What the task requires: Pick out each line with the word "document" from the material that follows.

─── Record extracts ───

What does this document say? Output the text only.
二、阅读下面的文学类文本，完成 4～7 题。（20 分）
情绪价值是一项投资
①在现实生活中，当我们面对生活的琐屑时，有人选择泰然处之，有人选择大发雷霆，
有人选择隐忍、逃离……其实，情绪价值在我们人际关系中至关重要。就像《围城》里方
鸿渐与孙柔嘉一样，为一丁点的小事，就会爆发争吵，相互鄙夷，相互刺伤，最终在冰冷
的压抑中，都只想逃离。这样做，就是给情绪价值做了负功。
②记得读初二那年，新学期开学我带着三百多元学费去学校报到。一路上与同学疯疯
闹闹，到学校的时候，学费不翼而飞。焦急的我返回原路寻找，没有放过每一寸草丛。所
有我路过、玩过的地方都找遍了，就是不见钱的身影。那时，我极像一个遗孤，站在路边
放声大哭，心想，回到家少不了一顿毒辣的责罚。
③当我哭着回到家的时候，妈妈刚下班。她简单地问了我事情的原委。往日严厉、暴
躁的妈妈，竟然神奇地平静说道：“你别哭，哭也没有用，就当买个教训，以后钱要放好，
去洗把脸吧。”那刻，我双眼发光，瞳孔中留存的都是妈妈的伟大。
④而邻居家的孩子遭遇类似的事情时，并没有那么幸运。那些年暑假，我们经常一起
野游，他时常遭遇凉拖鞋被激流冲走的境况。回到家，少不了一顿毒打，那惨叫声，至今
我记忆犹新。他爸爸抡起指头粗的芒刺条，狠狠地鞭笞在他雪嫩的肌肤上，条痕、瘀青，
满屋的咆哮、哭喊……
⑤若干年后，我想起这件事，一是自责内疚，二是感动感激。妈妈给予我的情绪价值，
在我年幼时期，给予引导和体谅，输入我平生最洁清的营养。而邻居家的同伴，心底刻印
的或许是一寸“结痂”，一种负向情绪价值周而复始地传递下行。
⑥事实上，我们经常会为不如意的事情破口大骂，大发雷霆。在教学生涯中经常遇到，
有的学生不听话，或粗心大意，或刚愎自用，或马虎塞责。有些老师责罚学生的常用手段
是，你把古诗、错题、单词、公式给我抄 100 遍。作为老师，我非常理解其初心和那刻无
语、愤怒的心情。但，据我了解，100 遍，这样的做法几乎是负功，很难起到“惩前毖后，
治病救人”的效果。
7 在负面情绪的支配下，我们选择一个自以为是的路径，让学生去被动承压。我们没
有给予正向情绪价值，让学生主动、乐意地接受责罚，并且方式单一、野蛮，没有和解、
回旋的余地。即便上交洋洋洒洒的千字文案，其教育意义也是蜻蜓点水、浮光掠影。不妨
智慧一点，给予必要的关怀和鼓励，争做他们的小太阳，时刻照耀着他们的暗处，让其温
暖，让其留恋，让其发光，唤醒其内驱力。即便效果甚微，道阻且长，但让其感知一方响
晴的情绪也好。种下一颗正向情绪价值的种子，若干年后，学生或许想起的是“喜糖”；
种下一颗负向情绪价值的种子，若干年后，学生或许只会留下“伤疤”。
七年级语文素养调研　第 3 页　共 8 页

───
─── Record extracts ───

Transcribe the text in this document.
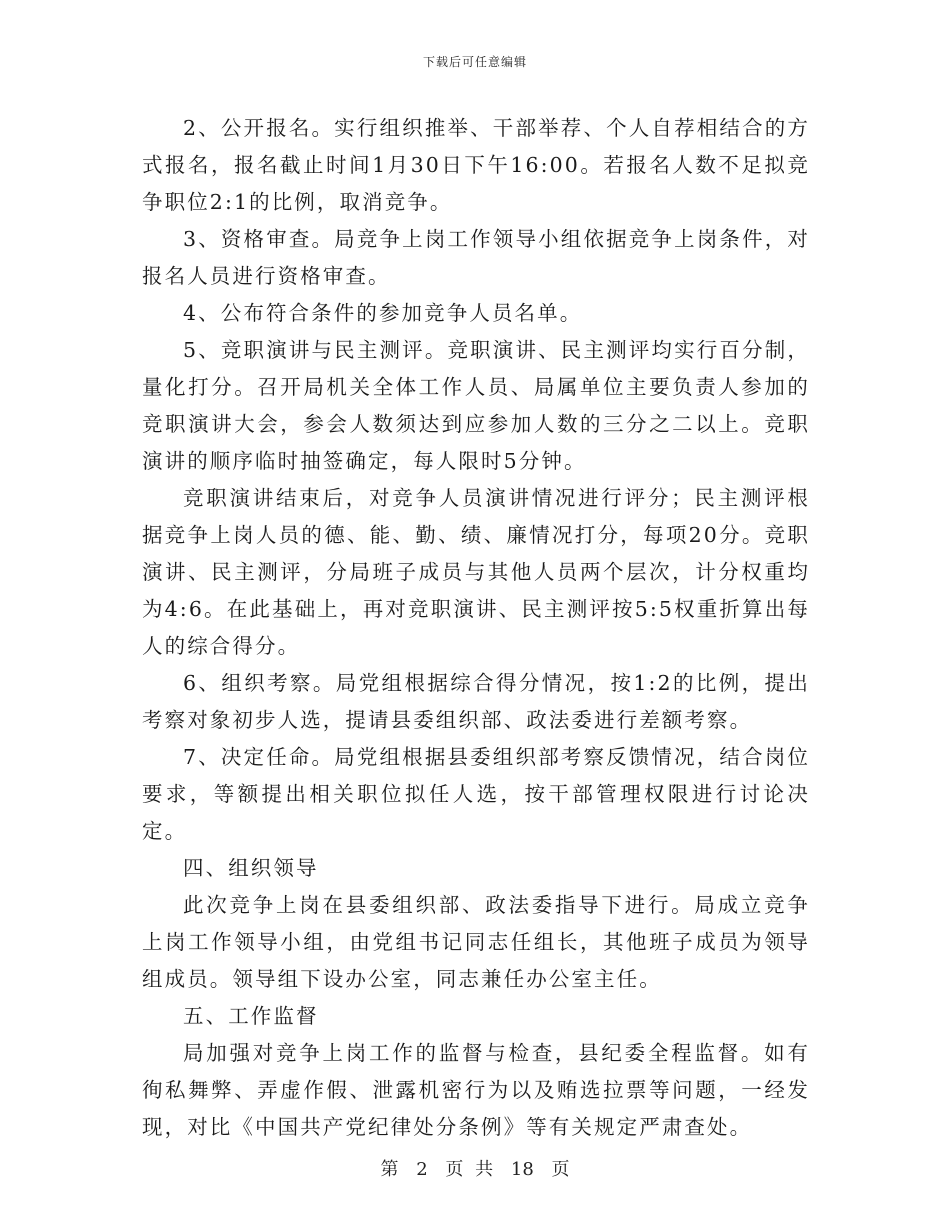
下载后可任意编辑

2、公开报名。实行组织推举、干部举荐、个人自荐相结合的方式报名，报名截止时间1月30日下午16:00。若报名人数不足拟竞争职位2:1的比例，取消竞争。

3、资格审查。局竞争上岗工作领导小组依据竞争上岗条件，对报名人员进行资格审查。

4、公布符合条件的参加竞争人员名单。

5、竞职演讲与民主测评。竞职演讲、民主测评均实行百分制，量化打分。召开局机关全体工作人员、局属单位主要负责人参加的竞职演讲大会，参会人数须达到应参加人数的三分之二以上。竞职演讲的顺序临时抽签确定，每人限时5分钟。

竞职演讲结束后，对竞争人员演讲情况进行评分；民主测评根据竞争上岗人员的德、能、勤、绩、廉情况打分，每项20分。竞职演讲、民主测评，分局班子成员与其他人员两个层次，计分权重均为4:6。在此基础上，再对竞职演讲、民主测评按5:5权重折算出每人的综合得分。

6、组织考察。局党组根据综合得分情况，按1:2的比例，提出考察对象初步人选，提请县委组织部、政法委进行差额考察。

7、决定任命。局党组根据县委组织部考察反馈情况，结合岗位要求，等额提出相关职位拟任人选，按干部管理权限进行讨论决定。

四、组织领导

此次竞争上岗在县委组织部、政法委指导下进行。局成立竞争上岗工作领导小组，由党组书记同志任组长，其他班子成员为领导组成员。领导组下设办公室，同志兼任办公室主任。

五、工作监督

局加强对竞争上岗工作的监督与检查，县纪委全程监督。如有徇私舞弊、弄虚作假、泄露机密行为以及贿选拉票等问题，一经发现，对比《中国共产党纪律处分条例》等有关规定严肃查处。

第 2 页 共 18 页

───

Reply to the exercise:
What does this document say? Output the text only.
Transcribe the text in this document.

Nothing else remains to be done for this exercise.